-- WHAT THE TASK REQUIRES --
Find each line with the word "income" and state how many there are, nothing more.

-- Dataset entries --
──────────

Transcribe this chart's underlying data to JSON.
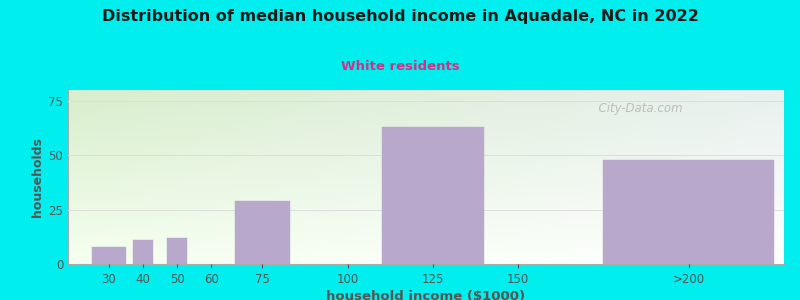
{
  "title": "Distribution of median household income in Aquadale, NC in 2022",
  "subtitle": "White residents",
  "xlabel": "household income ($1000)",
  "ylabel": "households",
  "bg_outer_color": "#00EEEE",
  "bar_color": "#b8a8cc",
  "bar_edge_color": "#b8a8cc",
  "title_color": "#1a1a1a",
  "subtitle_color": "#cc3388",
  "axis_label_color": "#555555",
  "tick_color": "#555555",
  "watermark": "  City-Data.com",
  "yticks": [
    0,
    25,
    50,
    75
  ],
  "grid_color": "#dddddd",
  "bar_lefts": [
    25,
    37,
    47,
    67,
    110,
    175
  ],
  "bar_rights": [
    35,
    43,
    53,
    83,
    140,
    225
  ],
  "bar_heights": [
    8,
    11,
    12,
    29,
    63,
    48
  ],
  "xtick_positions": [
    30,
    40,
    50,
    60,
    75,
    100,
    125,
    150,
    200
  ],
  "xtick_labels": [
    "30",
    "40",
    "50",
    "60",
    "75",
    "100",
    "125",
    "150",
    ">200"
  ],
  "xlim": [
    18,
    228
  ],
  "ylim": [
    0,
    80
  ],
  "grad_top_color": "#d8eecc",
  "grad_bottom_color": "#ffffff",
  "grad_right_color": "#e8f0ee"
}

──────────

-- OUTPUT FOR THIS TASK --
2